WORK REQUIRED:
Copy the data from the line with "Localize each UI" to the line with "consumption-cell: 2,22 (1061, 336, 1170, 358)", swapping "mileage-cell" for "distance-cell" and leaving everything else unchanged.

Element and region listings:
____
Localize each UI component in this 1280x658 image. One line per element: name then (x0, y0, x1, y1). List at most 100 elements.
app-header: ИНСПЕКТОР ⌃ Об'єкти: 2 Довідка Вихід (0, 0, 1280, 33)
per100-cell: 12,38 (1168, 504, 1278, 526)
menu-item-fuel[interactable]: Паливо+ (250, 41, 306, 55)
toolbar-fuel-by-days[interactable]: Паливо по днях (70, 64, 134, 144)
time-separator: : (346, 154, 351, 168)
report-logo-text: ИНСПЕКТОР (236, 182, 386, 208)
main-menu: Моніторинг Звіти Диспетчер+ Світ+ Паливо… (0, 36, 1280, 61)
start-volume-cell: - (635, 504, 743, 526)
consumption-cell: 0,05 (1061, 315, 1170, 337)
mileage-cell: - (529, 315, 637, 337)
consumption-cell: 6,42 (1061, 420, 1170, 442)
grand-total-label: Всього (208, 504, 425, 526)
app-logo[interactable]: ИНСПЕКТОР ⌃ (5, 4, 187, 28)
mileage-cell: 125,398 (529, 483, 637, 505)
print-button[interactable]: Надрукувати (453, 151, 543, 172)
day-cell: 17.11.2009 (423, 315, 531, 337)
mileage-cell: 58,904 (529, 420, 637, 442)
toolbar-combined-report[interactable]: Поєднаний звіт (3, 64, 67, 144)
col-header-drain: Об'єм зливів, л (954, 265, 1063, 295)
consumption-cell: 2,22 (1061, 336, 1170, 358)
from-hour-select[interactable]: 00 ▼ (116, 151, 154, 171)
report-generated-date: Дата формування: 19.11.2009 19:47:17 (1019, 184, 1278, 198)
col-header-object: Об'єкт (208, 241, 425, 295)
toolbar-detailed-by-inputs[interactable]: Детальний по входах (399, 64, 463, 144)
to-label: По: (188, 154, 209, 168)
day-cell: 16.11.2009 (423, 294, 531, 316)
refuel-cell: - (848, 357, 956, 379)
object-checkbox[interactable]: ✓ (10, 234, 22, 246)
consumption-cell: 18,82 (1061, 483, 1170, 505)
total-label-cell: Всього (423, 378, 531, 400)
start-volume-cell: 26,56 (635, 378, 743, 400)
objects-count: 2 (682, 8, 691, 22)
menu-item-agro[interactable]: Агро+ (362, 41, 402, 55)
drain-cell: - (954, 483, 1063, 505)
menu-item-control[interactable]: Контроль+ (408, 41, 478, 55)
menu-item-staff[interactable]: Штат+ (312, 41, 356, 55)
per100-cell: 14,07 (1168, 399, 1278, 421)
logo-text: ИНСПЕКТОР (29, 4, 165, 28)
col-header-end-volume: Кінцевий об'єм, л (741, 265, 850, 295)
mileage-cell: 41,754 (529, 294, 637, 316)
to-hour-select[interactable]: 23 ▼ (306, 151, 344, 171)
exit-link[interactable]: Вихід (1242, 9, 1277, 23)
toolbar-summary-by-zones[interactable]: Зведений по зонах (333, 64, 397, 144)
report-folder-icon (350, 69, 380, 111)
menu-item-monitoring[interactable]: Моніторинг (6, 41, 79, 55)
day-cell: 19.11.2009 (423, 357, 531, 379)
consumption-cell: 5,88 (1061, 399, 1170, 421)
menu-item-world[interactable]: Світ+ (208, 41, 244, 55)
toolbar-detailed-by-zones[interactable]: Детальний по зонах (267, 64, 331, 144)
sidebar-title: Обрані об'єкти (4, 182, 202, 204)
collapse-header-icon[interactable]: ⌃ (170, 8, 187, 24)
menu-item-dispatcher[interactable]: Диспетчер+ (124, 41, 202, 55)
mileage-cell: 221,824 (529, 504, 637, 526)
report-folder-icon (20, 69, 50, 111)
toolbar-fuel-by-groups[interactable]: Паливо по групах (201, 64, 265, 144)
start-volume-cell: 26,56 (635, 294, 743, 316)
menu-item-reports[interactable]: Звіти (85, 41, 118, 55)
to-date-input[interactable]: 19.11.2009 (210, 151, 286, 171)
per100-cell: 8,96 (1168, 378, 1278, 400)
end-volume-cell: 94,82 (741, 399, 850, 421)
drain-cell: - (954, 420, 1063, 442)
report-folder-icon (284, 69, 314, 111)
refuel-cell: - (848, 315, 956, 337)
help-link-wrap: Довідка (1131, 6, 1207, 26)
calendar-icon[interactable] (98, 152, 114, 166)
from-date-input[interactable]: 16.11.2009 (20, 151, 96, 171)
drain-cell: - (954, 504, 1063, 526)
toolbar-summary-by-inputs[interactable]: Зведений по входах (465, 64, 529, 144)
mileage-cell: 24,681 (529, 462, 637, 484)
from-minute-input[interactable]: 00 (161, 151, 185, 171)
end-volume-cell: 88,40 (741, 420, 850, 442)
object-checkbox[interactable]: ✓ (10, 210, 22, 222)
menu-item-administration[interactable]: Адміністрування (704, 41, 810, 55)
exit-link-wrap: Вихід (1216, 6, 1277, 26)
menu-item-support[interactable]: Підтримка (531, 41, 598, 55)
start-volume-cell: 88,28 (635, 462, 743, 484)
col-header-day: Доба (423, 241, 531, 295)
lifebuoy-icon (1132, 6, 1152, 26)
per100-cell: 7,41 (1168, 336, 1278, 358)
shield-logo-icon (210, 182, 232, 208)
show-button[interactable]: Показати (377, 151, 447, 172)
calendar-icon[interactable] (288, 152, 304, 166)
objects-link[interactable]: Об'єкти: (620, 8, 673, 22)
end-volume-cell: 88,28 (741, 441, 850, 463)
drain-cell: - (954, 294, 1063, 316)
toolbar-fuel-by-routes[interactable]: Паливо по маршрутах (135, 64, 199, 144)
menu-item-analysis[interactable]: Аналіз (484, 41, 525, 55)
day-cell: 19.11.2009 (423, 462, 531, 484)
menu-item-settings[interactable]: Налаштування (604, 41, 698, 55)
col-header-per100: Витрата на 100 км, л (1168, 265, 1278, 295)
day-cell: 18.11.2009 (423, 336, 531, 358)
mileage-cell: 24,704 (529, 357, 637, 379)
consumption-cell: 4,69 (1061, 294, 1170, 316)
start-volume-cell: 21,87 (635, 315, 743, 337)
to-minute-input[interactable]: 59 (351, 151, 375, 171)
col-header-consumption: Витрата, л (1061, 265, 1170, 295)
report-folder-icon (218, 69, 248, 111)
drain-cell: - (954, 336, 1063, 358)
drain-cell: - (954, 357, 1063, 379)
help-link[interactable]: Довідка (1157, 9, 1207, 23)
____
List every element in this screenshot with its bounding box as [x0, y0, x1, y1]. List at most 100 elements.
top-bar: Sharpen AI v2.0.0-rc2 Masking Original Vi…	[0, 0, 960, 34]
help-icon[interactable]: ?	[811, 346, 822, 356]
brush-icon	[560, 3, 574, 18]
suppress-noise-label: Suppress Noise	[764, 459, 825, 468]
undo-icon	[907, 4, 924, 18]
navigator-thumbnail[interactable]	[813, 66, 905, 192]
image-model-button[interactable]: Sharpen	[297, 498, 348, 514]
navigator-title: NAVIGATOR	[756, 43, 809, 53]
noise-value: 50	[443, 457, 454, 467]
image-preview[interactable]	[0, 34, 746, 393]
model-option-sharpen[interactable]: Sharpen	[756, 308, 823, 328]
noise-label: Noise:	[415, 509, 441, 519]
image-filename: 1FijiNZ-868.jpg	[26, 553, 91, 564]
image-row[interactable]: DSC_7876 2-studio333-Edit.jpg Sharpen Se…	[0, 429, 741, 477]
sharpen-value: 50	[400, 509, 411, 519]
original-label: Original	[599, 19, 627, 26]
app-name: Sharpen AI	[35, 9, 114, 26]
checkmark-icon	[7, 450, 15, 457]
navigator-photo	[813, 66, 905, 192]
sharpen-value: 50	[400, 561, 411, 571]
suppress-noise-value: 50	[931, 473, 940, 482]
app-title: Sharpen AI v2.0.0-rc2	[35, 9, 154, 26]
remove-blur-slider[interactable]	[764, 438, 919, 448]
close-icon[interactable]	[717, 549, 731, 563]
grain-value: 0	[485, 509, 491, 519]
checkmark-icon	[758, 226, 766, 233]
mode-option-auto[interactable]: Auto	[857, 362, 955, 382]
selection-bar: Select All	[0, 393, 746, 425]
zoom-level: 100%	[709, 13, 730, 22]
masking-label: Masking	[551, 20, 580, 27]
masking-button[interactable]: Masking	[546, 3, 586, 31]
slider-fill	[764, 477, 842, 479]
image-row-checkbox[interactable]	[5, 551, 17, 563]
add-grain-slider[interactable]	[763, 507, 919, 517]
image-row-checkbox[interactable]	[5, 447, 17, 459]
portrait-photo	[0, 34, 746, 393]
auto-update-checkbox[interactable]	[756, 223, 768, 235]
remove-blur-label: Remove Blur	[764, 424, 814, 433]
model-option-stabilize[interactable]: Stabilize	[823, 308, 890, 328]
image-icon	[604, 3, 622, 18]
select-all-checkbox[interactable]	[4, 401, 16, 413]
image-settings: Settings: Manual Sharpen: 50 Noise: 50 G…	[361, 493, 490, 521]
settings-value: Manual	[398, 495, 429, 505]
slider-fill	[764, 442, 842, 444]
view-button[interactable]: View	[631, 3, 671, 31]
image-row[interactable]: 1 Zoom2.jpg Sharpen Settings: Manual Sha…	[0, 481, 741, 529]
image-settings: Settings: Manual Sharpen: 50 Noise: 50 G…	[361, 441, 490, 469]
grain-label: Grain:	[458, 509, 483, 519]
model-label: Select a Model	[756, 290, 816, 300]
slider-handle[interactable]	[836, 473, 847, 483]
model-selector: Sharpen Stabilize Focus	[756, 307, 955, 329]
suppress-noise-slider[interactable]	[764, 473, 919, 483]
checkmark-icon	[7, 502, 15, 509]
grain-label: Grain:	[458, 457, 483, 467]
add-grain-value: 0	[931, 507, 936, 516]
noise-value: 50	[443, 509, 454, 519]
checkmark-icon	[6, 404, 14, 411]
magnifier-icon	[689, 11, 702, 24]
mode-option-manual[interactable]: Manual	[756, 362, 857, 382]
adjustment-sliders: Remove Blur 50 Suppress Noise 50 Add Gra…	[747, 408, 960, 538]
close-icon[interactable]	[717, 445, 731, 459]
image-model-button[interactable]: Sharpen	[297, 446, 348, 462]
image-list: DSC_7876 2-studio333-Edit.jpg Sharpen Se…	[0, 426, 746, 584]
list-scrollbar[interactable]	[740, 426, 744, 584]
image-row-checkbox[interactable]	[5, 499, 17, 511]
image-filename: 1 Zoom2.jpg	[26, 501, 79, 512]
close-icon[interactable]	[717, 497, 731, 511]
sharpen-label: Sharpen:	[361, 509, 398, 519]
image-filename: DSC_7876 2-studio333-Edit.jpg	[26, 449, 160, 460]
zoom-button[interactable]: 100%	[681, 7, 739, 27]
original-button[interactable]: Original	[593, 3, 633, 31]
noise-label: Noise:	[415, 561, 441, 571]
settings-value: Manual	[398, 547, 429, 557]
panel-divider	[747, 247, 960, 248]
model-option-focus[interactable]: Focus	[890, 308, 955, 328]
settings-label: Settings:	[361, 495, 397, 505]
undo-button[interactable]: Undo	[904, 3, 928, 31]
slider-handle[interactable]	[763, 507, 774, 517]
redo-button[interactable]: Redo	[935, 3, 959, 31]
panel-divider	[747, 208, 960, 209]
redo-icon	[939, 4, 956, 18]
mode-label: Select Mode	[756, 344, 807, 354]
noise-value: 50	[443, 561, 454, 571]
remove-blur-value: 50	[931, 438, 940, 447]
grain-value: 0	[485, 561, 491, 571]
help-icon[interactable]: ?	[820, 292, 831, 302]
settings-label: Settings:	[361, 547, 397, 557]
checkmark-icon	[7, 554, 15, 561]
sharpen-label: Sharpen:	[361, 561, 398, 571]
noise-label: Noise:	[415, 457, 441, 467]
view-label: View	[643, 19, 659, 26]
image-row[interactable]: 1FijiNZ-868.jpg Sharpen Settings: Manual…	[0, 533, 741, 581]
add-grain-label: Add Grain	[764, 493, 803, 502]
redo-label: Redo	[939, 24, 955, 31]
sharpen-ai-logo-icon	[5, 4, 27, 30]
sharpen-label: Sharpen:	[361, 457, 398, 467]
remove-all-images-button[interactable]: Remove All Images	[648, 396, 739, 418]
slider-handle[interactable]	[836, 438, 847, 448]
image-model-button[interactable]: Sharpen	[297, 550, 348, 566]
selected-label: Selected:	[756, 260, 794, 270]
____
TASK ANSWER:
Localize each UI component in this 1280x658 image. One line per element: name then (x0, y0, x1, y1). List at most 100 elements.
app-header: ИНСПЕКТОР ⌃ Об'єкти: 2 Довідка Вихід (0, 0, 1280, 33)
per100-cell: 12,38 (1168, 504, 1278, 526)
menu-item-fuel[interactable]: Паливо+ (250, 41, 306, 55)
toolbar-fuel-by-days[interactable]: Паливо по днях (70, 64, 134, 144)
time-separator: : (346, 154, 351, 168)
report-logo-text: ИНСПЕКТОР (236, 182, 386, 208)
main-menu: Моніторинг Звіти Диспетчер+ Світ+ Паливо… (0, 36, 1280, 61)
start-volume-cell: - (635, 504, 743, 526)
consumption-cell: 0,05 (1061, 315, 1170, 337)
distance-cell: - (529, 315, 637, 337)
consumption-cell: 6,42 (1061, 420, 1170, 442)
grand-total-label: Всього (208, 504, 425, 526)
app-logo[interactable]: ИНСПЕКТОР ⌃ (5, 4, 187, 28)
distance-cell: 125,398 (529, 483, 637, 505)
print-button[interactable]: Надрукувати (453, 151, 543, 172)
day-cell: 17.11.2009 (423, 315, 531, 337)
distance-cell: 58,904 (529, 420, 637, 442)
toolbar-combined-report[interactable]: Поєднаний звіт (3, 64, 67, 144)
col-header-drain: Об'єм зливів, л (954, 265, 1063, 295)
consumption-cell: 2,22 (1061, 336, 1170, 358)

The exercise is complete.